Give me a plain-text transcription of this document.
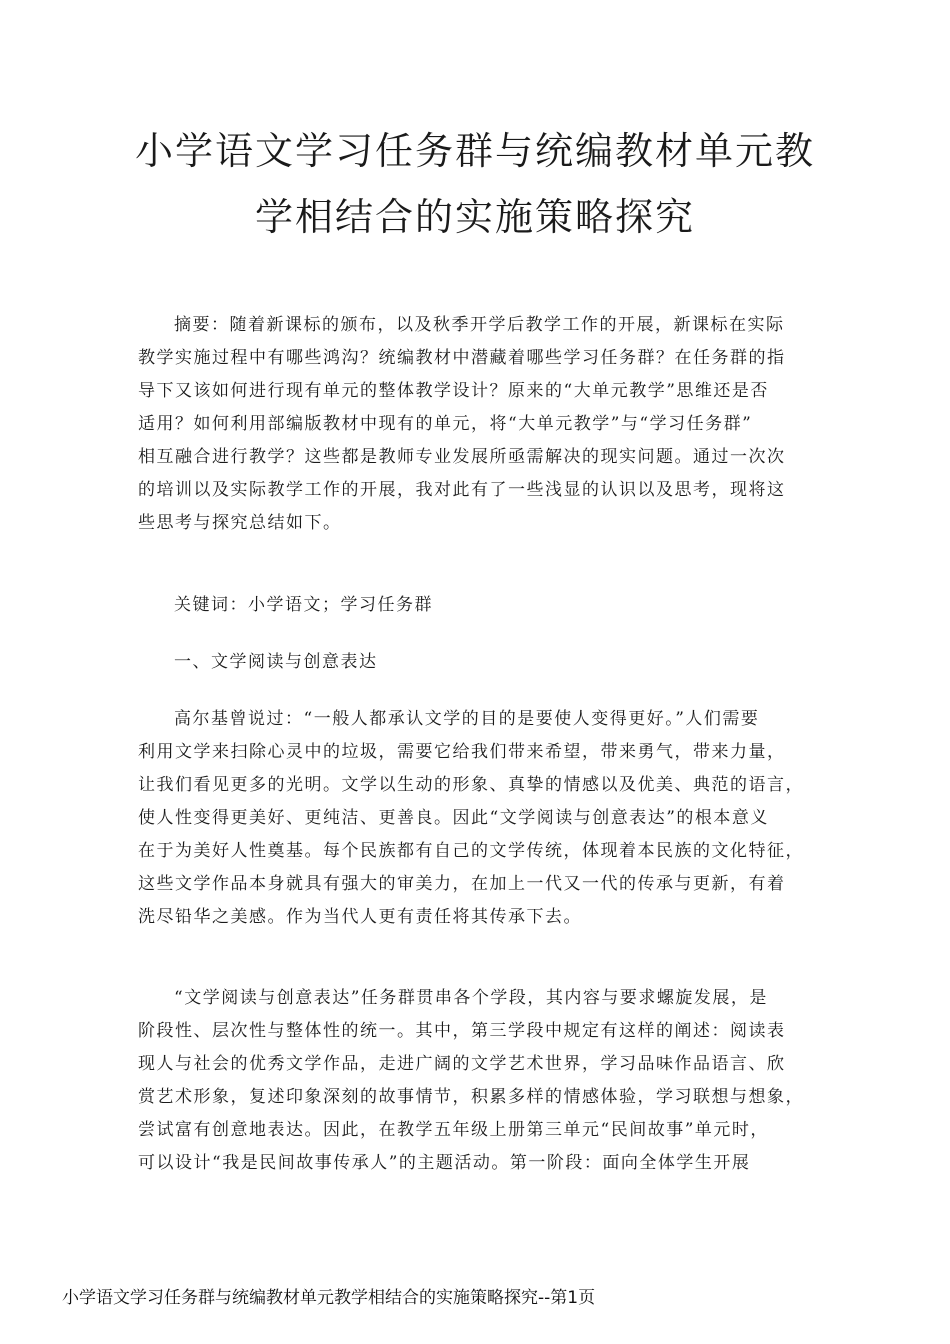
小学语文学习任务群与统编教材单元教
学相结合的实施策略探究
摘要：随着新课标的颁布，以及秋季开学后教学工作的开展，新课标在实际
教学实施过程中有哪些鸿沟？统编教材中潜藏着哪些学习任务群？在任务群的指
导下又该如何进行现有单元的整体教学设计？原来的“大单元教学”思维还是否
适用？如何利用部编版教材中现有的单元，将“大单元教学”与“学习任务群”
相互融合进行教学？这些都是教师专业发展所亟需解决的现实问题。通过一次次
的培训以及实际教学工作的开展，我对此有了一些浅显的认识以及思考，现将这
些思考与探究总结如下。
关键词：小学语文；学习任务群
一、文学阅读与创意表达
高尔基曾说过：“一般人都承认文学的目的是要使人变得更好。”人们需要
利用文学来扫除心灵中的垃圾，需要它给我们带来希望，带来勇气，带来力量，
让我们看见更多的光明。文学以生动的形象、真挚的情感以及优美、典范的语言，
使人性变得更美好、更纯洁、更善良。因此“文学阅读与创意表达”的根本意义
在于为美好人性奠基。每个民族都有自己的文学传统，体现着本民族的文化特征，
这些文学作品本身就具有强大的审美力，在加上一代又一代的传承与更新，有着
洗尽铅华之美感。作为当代人更有责任将其传承下去。
“文学阅读与创意表达”任务群贯串各个学段，其内容与要求螺旋发展，是
阶段性、层次性与整体性的统一。其中，第三学段中规定有这样的阐述：阅读表
现人与社会的优秀文学作品，走进广阔的文学艺术世界，学习品味作品语言、欣
赏艺术形象，复述印象深刻的故事情节，积累多样的情感体验，学习联想与想象，
尝试富有创意地表达。因此，在教学五年级上册第三单元“民间故事”单元时，
可以设计“我是民间故事传承人”的主题活动。第一阶段：面向全体学生开展
小学语文学习任务群与统编教材单元教学相结合的实施策略探究--第1页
+++
Output all of the records exactly as they appear above, but not the pictures.

Give me a plain-text transcription of this document.
小学语文学习任务群与统编教材单元教
学相结合的实施策略探究
摘要：随着新课标的颁布，以及秋季开学后教学工作的开展，新课标在实际
教学实施过程中有哪些鸿沟？统编教材中潜藏着哪些学习任务群？在任务群的指
导下又该如何进行现有单元的整体教学设计？原来的“大单元教学”思维还是否
适用？如何利用部编版教材中现有的单元，将“大单元教学”与“学习任务群”
相互融合进行教学？这些都是教师专业发展所亟需解决的现实问题。通过一次次
的培训以及实际教学工作的开展，我对此有了一些浅显的认识以及思考，现将这
些思考与探究总结如下。
关键词：小学语文；学习任务群
一、文学阅读与创意表达
高尔基曾说过：“一般人都承认文学的目的是要使人变得更好。”人们需要
利用文学来扫除心灵中的垃圾，需要它给我们带来希望，带来勇气，带来力量，
让我们看见更多的光明。文学以生动的形象、真挚的情感以及优美、典范的语言，
使人性变得更美好、更纯洁、更善良。因此“文学阅读与创意表达”的根本意义
在于为美好人性奠基。每个民族都有自己的文学传统，体现着本民族的文化特征，
这些文学作品本身就具有强大的审美力，在加上一代又一代的传承与更新，有着
洗尽铅华之美感。作为当代人更有责任将其传承下去。
“文学阅读与创意表达”任务群贯串各个学段，其内容与要求螺旋发展，是
阶段性、层次性与整体性的统一。其中，第三学段中规定有这样的阐述：阅读表
现人与社会的优秀文学作品，走进广阔的文学艺术世界，学习品味作品语言、欣
赏艺术形象，复述印象深刻的故事情节，积累多样的情感体验，学习联想与想象，
尝试富有创意地表达。因此，在教学五年级上册第三单元“民间故事”单元时，
可以设计“我是民间故事传承人”的主题活动。第一阶段：面向全体学生开展
小学语文学习任务群与统编教材单元教学相结合的实施策略探究--第1页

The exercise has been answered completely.